> _Your task_
Exclude images, then output the remaining data verbatim.

-- begin Given entries --

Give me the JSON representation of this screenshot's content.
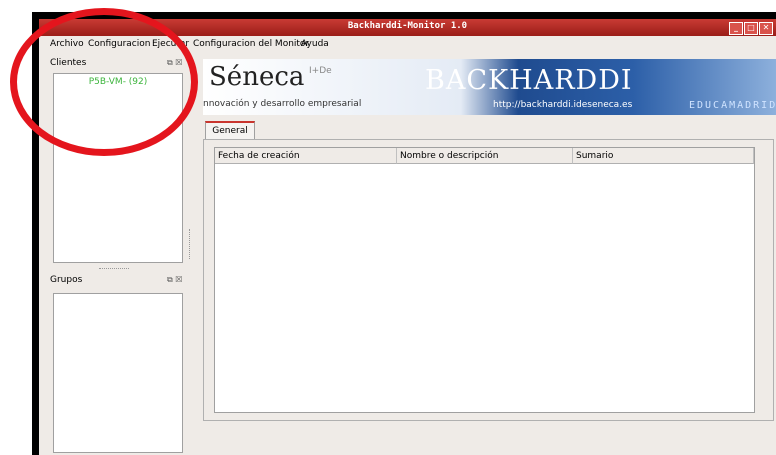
{
  "window": {
    "title": "Backharddi-Monitor 1.0"
  },
  "menu": [
    "Archivo",
    "Configuracion",
    "Ejecutar",
    "Configuracion del Monitor",
    "Ayuda"
  ],
  "clientes": {
    "title": "Clientes",
    "items": [
      "P5B-VM- (92)"
    ]
  },
  "grupos": {
    "title": "Grupos"
  },
  "banner": {
    "seneca": "Séneca",
    "ide": "I+De",
    "tagline": "nnovación y desarrollo empresarial",
    "backharddi": "BACKHARDDI",
    "url": "http://backharddi.ideseneca.es",
    "educa": "EDUCAMADRID"
  },
  "tabs": [
    {
      "label": "General"
    }
  ],
  "table": {
    "columns": [
      "Fecha de creación",
      "Nombre o descripción",
      "Sumario"
    ]
  },
  "colors": {
    "title_bar": "#b3261e",
    "annotation_circle": "#e4151d",
    "client_text": "#3cb43c"
  }
}
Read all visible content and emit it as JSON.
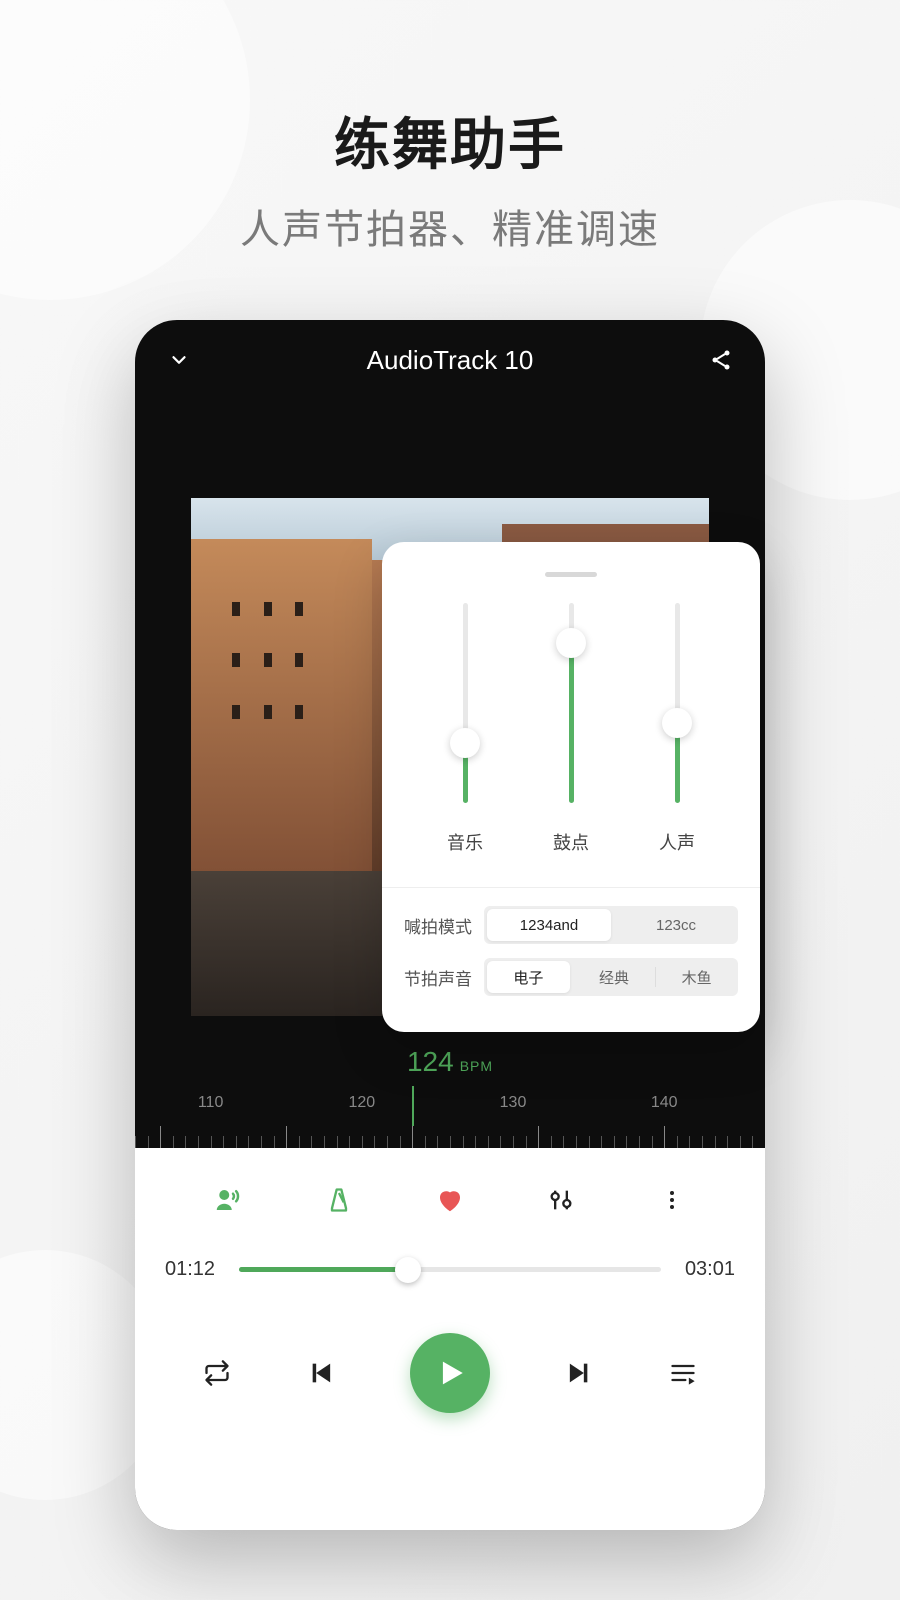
{
  "hero": {
    "title": "练舞助手",
    "subtitle": "人声节拍器、精准调速"
  },
  "player": {
    "track_title": "AudioTrack 10",
    "bpm_value": "124",
    "bpm_unit": "BPM",
    "ruler_labels": [
      "110",
      "120",
      "130",
      "140"
    ],
    "elapsed": "01:12",
    "total": "03:01",
    "progress_pct": 40
  },
  "popup": {
    "sliders": [
      {
        "label": "音乐",
        "value_pct": 30
      },
      {
        "label": "鼓点",
        "value_pct": 80
      },
      {
        "label": "人声",
        "value_pct": 40
      }
    ],
    "mode": {
      "label": "喊拍模式",
      "options": [
        "1234and",
        "123cc"
      ],
      "active_index": 0
    },
    "sound": {
      "label": "节拍声音",
      "options": [
        "电子",
        "经典",
        "木鱼"
      ],
      "active_index": 0
    }
  },
  "colors": {
    "accent": "#56b264"
  }
}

-- end Given entries --

> _Final result_
Give me the JSON representation of this screenshot's content.
{
  "window": {
    "title": "Backharddi-Monitor 1.0"
  },
  "menu": [
    "Archivo",
    "Configuracion",
    "Ejecutar",
    "Configuracion del Monitor",
    "Ayuda"
  ],
  "clientes": {
    "title": "Clientes",
    "items": [
      "P5B-VM- (92)"
    ]
  },
  "grupos": {
    "title": "Grupos"
  },
  "banner": {
    "seneca": "Séneca",
    "ide": "I+De",
    "tagline": "nnovación y desarrollo empresarial",
    "backharddi": "BACKHARDDI",
    "url": "http://backharddi.ideseneca.es",
    "educa": "EDUCAMADRID"
  },
  "tabs": [
    {
      "label": "General"
    }
  ],
  "table": {
    "columns": [
      "Fecha de creación",
      "Nombre o descripción",
      "Sumario"
    ]
  },
  "colors": {
    "title_bar": "#b3261e",
    "annotation_circle": "#e4151d",
    "client_text": "#3cb43c"
  }
}
Read all visible content and emit it as JSON.
{
  "hero": {
    "title": "练舞助手",
    "subtitle": "人声节拍器、精准调速"
  },
  "player": {
    "track_title": "AudioTrack 10",
    "bpm_value": "124",
    "bpm_unit": "BPM",
    "ruler_labels": [
      "110",
      "120",
      "130",
      "140"
    ],
    "elapsed": "01:12",
    "total": "03:01",
    "progress_pct": 40
  },
  "popup": {
    "sliders": [
      {
        "label": "音乐",
        "value_pct": 30
      },
      {
        "label": "鼓点",
        "value_pct": 80
      },
      {
        "label": "人声",
        "value_pct": 40
      }
    ],
    "mode": {
      "label": "喊拍模式",
      "options": [
        "1234and",
        "123cc"
      ],
      "active_index": 0
    },
    "sound": {
      "label": "节拍声音",
      "options": [
        "电子",
        "经典",
        "木鱼"
      ],
      "active_index": 0
    }
  },
  "colors": {
    "accent": "#56b264"
  }
}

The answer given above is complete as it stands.